_Exercise goal_. Output all lines exactly, with nothing added or dropped.

_Records supplied_.
▶

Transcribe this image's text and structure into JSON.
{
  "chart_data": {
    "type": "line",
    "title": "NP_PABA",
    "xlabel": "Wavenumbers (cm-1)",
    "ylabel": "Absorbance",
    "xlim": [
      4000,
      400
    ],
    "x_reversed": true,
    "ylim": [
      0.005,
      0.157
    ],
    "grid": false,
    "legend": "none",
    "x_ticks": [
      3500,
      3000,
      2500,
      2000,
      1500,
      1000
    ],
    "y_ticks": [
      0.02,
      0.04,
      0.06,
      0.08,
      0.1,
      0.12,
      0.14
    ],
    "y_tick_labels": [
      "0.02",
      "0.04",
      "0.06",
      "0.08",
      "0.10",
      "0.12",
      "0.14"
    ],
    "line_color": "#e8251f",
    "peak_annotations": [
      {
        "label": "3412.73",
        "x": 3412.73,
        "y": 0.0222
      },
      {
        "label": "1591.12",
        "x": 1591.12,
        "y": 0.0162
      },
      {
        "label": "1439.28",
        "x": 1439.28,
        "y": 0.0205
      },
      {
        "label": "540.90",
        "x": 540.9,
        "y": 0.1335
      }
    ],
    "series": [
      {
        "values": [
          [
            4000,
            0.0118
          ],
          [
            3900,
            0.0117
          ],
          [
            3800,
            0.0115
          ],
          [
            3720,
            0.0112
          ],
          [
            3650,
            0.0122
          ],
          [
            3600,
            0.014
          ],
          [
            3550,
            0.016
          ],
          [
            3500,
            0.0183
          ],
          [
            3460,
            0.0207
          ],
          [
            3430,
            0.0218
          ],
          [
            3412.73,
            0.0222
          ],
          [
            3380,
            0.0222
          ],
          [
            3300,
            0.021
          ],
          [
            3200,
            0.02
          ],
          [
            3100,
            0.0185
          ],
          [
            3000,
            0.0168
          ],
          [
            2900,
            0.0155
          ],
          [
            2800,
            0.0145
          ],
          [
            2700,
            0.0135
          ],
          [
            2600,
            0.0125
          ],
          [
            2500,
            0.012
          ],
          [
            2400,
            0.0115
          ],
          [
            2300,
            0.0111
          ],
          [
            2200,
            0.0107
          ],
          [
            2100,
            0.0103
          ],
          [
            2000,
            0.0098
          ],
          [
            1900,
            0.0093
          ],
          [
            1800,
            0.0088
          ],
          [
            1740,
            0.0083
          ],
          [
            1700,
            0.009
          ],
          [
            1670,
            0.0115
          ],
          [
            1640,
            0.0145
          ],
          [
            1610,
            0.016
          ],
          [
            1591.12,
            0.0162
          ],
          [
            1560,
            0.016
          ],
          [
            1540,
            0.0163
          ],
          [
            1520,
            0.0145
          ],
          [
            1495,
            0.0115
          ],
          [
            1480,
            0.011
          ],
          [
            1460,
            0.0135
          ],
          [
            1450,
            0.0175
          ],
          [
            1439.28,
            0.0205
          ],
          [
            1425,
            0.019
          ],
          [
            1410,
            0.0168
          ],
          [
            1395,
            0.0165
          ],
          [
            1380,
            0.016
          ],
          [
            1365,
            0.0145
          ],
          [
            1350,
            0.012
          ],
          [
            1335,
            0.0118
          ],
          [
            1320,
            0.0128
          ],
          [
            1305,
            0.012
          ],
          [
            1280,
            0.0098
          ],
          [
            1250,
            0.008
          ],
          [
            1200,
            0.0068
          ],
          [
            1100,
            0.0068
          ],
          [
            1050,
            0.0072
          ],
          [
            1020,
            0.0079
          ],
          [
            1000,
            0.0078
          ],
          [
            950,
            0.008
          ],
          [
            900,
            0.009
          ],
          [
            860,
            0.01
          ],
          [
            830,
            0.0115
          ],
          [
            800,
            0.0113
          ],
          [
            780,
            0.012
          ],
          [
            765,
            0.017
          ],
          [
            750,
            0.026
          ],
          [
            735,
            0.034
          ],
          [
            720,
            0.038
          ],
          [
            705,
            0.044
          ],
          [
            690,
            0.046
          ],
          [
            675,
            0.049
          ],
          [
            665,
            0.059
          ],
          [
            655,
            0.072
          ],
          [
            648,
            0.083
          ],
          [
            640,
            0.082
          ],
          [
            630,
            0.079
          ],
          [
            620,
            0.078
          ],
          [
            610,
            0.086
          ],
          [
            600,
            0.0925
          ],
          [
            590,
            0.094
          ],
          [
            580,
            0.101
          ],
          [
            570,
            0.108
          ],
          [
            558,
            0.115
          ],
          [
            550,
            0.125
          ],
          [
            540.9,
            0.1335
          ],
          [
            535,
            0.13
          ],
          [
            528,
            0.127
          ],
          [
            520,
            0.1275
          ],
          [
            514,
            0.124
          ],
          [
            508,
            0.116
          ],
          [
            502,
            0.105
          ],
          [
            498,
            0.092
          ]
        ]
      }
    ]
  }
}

◀

_Written answer_.
Transcribe this image's text and structure into JSON.
{
  "chart_data": {
    "type": "line",
    "title": "NP_PABA",
    "xlabel": "Wavenumbers (cm-1)",
    "ylabel": "Absorbance",
    "xlim": [
      4000,
      400
    ],
    "x_reversed": true,
    "ylim": [
      0.005,
      0.157
    ],
    "grid": false,
    "legend": "none",
    "x_ticks": [
      3500,
      3000,
      2500,
      2000,
      1500,
      1000
    ],
    "y_ticks": [
      0.02,
      0.04,
      0.06,
      0.08,
      0.1,
      0.12,
      0.14
    ],
    "y_tick_labels": [
      "0.02",
      "0.04",
      "0.06",
      "0.08",
      "0.10",
      "0.12",
      "0.14"
    ],
    "line_color": "#e8251f",
    "peak_annotations": [
      {
        "label": "3412.73",
        "x": 3412.73,
        "y": 0.0222
      },
      {
        "label": "1591.12",
        "x": 1591.12,
        "y": 0.0162
      },
      {
        "label": "1439.28",
        "x": 1439.28,
        "y": 0.0205
      },
      {
        "label": "540.90",
        "x": 540.9,
        "y": 0.1335
      }
    ],
    "series": [
      {
        "values": [
          [
            4000,
            0.0118
          ],
          [
            3900,
            0.0117
          ],
          [
            3800,
            0.0115
          ],
          [
            3720,
            0.0112
          ],
          [
            3650,
            0.0122
          ],
          [
            3600,
            0.014
          ],
          [
            3550,
            0.016
          ],
          [
            3500,
            0.0183
          ],
          [
            3460,
            0.0207
          ],
          [
            3430,
            0.0218
          ],
          [
            3412.73,
            0.0222
          ],
          [
            3380,
            0.0222
          ],
          [
            3300,
            0.021
          ],
          [
            3200,
            0.02
          ],
          [
            3100,
            0.0185
          ],
          [
            3000,
            0.0168
          ],
          [
            2900,
            0.0155
          ],
          [
            2800,
            0.0145
          ],
          [
            2700,
            0.0135
          ],
          [
            2600,
            0.0125
          ],
          [
            2500,
            0.012
          ],
          [
            2400,
            0.0115
          ],
          [
            2300,
            0.0111
          ],
          [
            2200,
            0.0107
          ],
          [
            2100,
            0.0103
          ],
          [
            2000,
            0.0098
          ],
          [
            1900,
            0.0093
          ],
          [
            1800,
            0.0088
          ],
          [
            1740,
            0.0083
          ],
          [
            1700,
            0.009
          ],
          [
            1670,
            0.0115
          ],
          [
            1640,
            0.0145
          ],
          [
            1610,
            0.016
          ],
          [
            1591.12,
            0.0162
          ],
          [
            1560,
            0.016
          ],
          [
            1540,
            0.0163
          ],
          [
            1520,
            0.0145
          ],
          [
            1495,
            0.0115
          ],
          [
            1480,
            0.011
          ],
          [
            1460,
            0.0135
          ],
          [
            1450,
            0.0175
          ],
          [
            1439.28,
            0.0205
          ],
          [
            1425,
            0.019
          ],
          [
            1410,
            0.0168
          ],
          [
            1395,
            0.0165
          ],
          [
            1380,
            0.016
          ],
          [
            1365,
            0.0145
          ],
          [
            1350,
            0.012
          ],
          [
            1335,
            0.0118
          ],
          [
            1320,
            0.0128
          ],
          [
            1305,
            0.012
          ],
          [
            1280,
            0.0098
          ],
          [
            1250,
            0.008
          ],
          [
            1200,
            0.0068
          ],
          [
            1100,
            0.0068
          ],
          [
            1050,
            0.0072
          ],
          [
            1020,
            0.0079
          ],
          [
            1000,
            0.0078
          ],
          [
            950,
            0.008
          ],
          [
            900,
            0.009
          ],
          [
            860,
            0.01
          ],
          [
            830,
            0.0115
          ],
          [
            800,
            0.0113
          ],
          [
            780,
            0.012
          ],
          [
            765,
            0.017
          ],
          [
            750,
            0.026
          ],
          [
            735,
            0.034
          ],
          [
            720,
            0.038
          ],
          [
            705,
            0.044
          ],
          [
            690,
            0.046
          ],
          [
            675,
            0.049
          ],
          [
            665,
            0.059
          ],
          [
            655,
            0.072
          ],
          [
            648,
            0.083
          ],
          [
            640,
            0.082
          ],
          [
            630,
            0.079
          ],
          [
            620,
            0.078
          ],
          [
            610,
            0.086
          ],
          [
            600,
            0.0925
          ],
          [
            590,
            0.094
          ],
          [
            580,
            0.101
          ],
          [
            570,
            0.108
          ],
          [
            558,
            0.115
          ],
          [
            550,
            0.125
          ],
          [
            540.9,
            0.1335
          ],
          [
            535,
            0.13
          ],
          [
            528,
            0.127
          ],
          [
            520,
            0.1275
          ],
          [
            514,
            0.124
          ],
          [
            508,
            0.116
          ],
          [
            502,
            0.105
          ],
          [
            498,
            0.092
          ]
        ]
      }
    ]
  }
}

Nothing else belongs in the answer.